**What the exercise asks:**
Leave out the pictures and repeat everything else in the records exactly.
======
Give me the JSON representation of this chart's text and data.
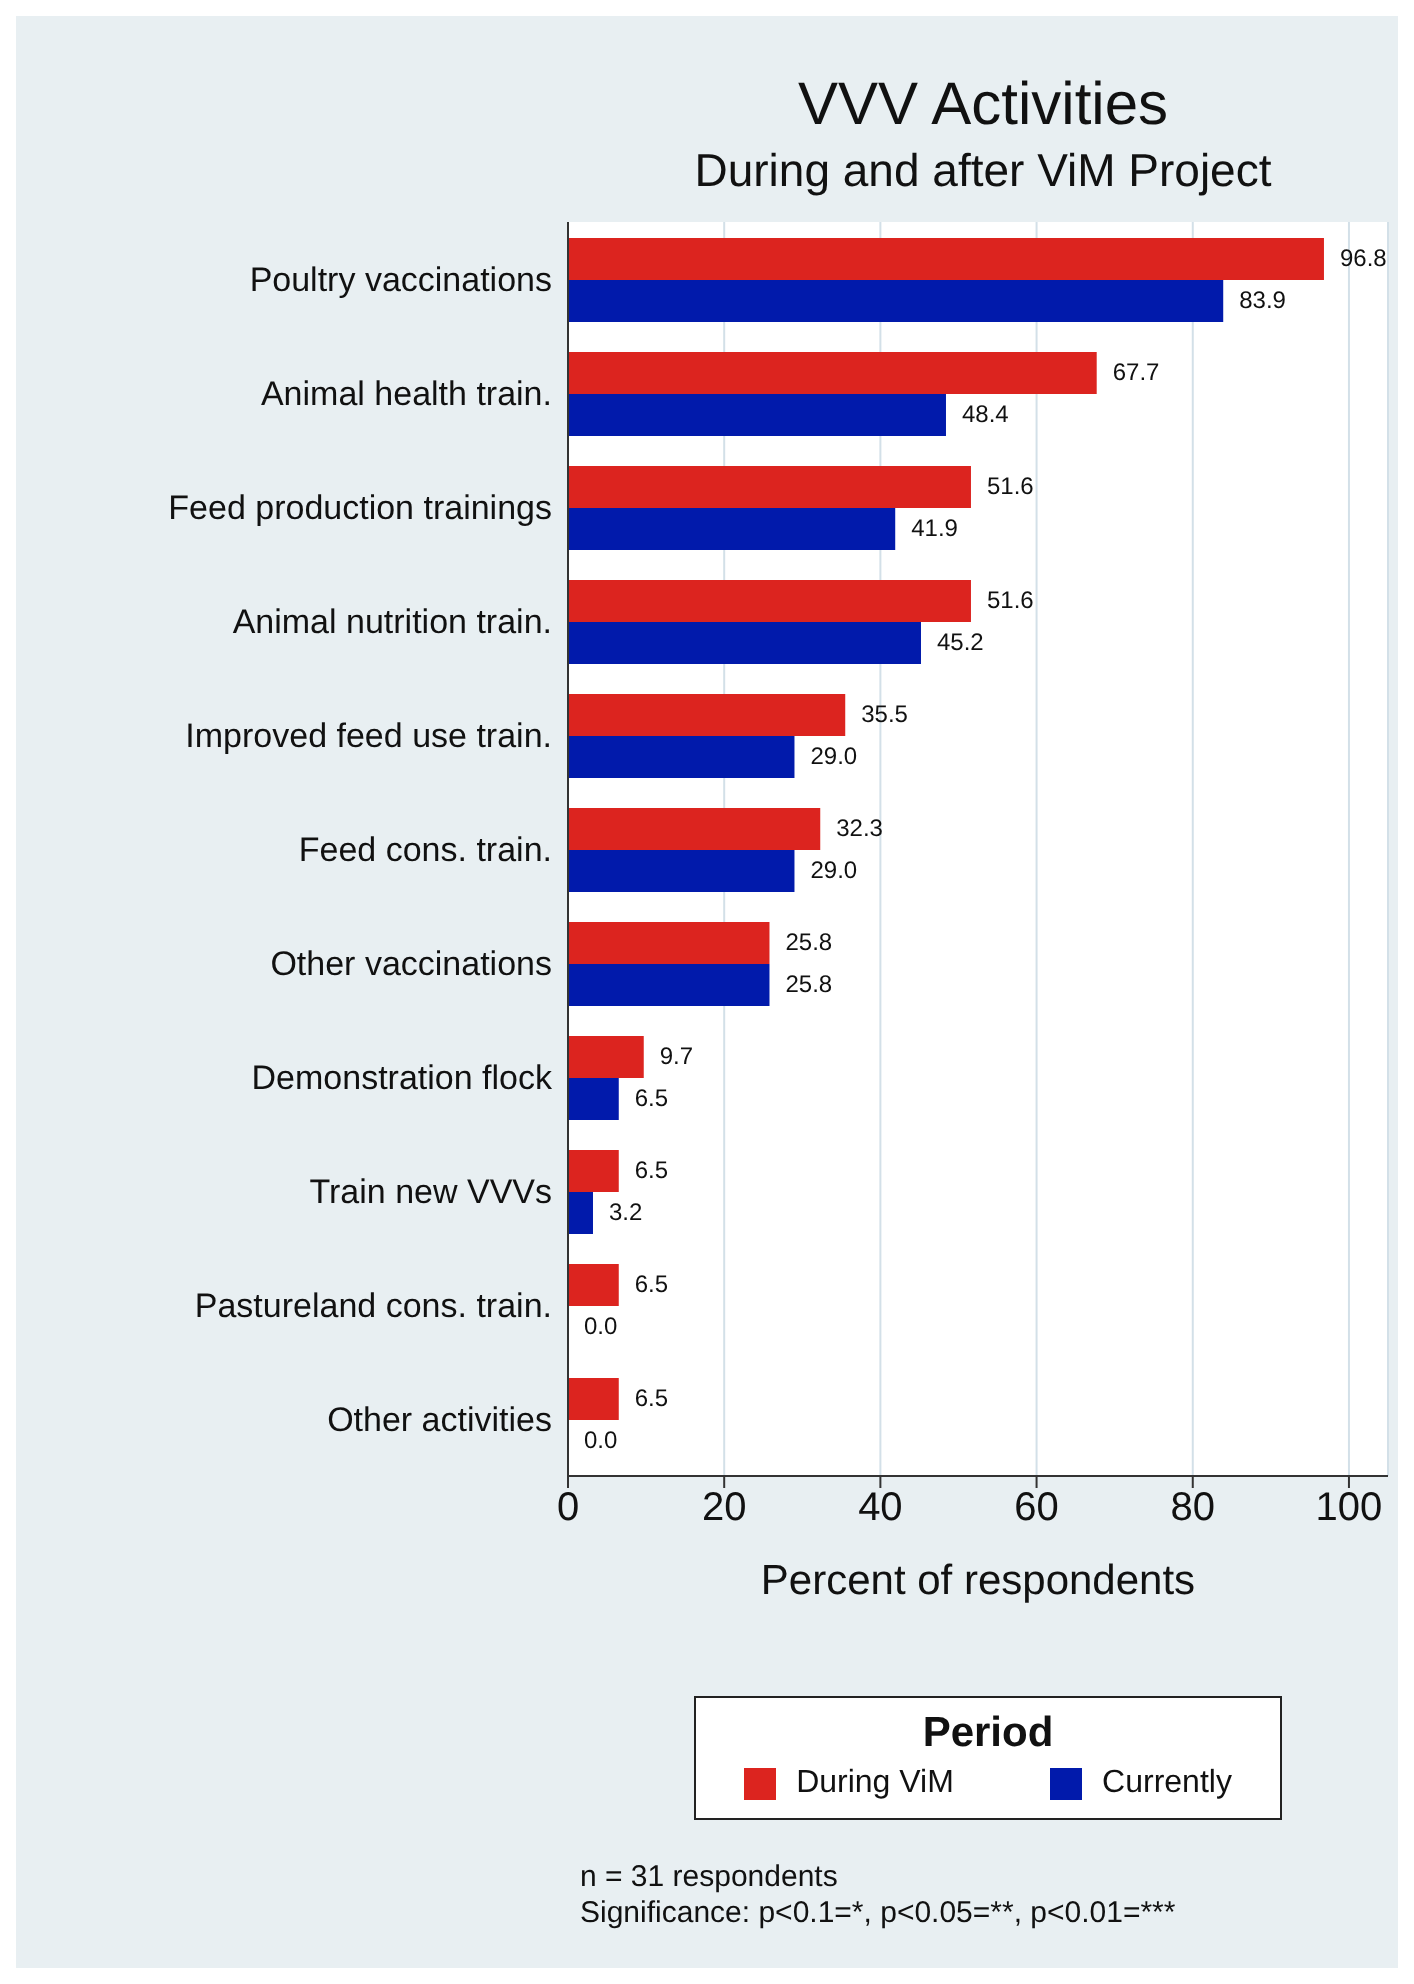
{
  "chart_data": {
    "type": "bar",
    "orientation": "horizontal",
    "title": "VVV Activities",
    "subtitle": "During and after ViM Project",
    "xlabel": "Percent of respondents",
    "legend_title": "Period",
    "categories": [
      "Poultry vaccinations",
      "Animal health train.",
      "Feed production trainings",
      "Animal nutrition train.",
      "Improved feed use train.",
      "Feed cons. train.",
      "Other vaccinations",
      "Demonstration flock",
      "Train new VVVs",
      "Pastureland cons. train.",
      "Other activities"
    ],
    "series": [
      {
        "name": "During ViM",
        "color": "#dc241f",
        "values": [
          96.8,
          67.7,
          51.6,
          51.6,
          35.5,
          32.3,
          25.8,
          9.7,
          6.5,
          6.5,
          6.5
        ],
        "value_labels": [
          "96.8",
          "67.7",
          "51.6",
          "51.6",
          "35.5",
          "32.3",
          "25.8",
          "9.7",
          "6.5",
          "6.5",
          "6.5"
        ]
      },
      {
        "name": "Currently",
        "color": "#011aab",
        "values": [
          83.9,
          48.4,
          41.9,
          45.2,
          29,
          29,
          25.8,
          6.5,
          3.2,
          0,
          0
        ],
        "value_labels": [
          "83.9",
          "48.4",
          "41.9",
          "45.2",
          "29.0",
          "29.0",
          "25.8",
          "6.5",
          "3.2",
          "0.0",
          "0.0"
        ]
      }
    ],
    "xlim": [
      0,
      105
    ],
    "xticks": [
      0,
      20,
      40,
      60,
      80,
      100
    ],
    "grid": "x",
    "legend": "bottom",
    "annotations": [
      "n = 31 respondents",
      "Significance: p<0.1=*, p<0.05=**, p<0.01=***"
    ]
  }
}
======
**Result:**
Give me the JSON representation of this chart's text and data.
{
  "chart_data": {
    "type": "bar",
    "orientation": "horizontal",
    "title": "VVV Activities",
    "subtitle": "During and after ViM Project",
    "xlabel": "Percent of respondents",
    "legend_title": "Period",
    "categories": [
      "Poultry vaccinations",
      "Animal health train.",
      "Feed production trainings",
      "Animal nutrition train.",
      "Improved feed use train.",
      "Feed cons. train.",
      "Other vaccinations",
      "Demonstration flock",
      "Train new VVVs",
      "Pastureland cons. train.",
      "Other activities"
    ],
    "series": [
      {
        "name": "During ViM",
        "color": "#dc241f",
        "values": [
          96.8,
          67.7,
          51.6,
          51.6,
          35.5,
          32.3,
          25.8,
          9.7,
          6.5,
          6.5,
          6.5
        ],
        "value_labels": [
          "96.8",
          "67.7",
          "51.6",
          "51.6",
          "35.5",
          "32.3",
          "25.8",
          "9.7",
          "6.5",
          "6.5",
          "6.5"
        ]
      },
      {
        "name": "Currently",
        "color": "#011aab",
        "values": [
          83.9,
          48.4,
          41.9,
          45.2,
          29,
          29,
          25.8,
          6.5,
          3.2,
          0,
          0
        ],
        "value_labels": [
          "83.9",
          "48.4",
          "41.9",
          "45.2",
          "29.0",
          "29.0",
          "25.8",
          "6.5",
          "3.2",
          "0.0",
          "0.0"
        ]
      }
    ],
    "xlim": [
      0,
      105
    ],
    "xticks": [
      0,
      20,
      40,
      60,
      80,
      100
    ],
    "grid": "x",
    "legend": "bottom",
    "annotations": [
      "n = 31 respondents",
      "Significance: p<0.1=*, p<0.05=**, p<0.01=***"
    ]
  }
}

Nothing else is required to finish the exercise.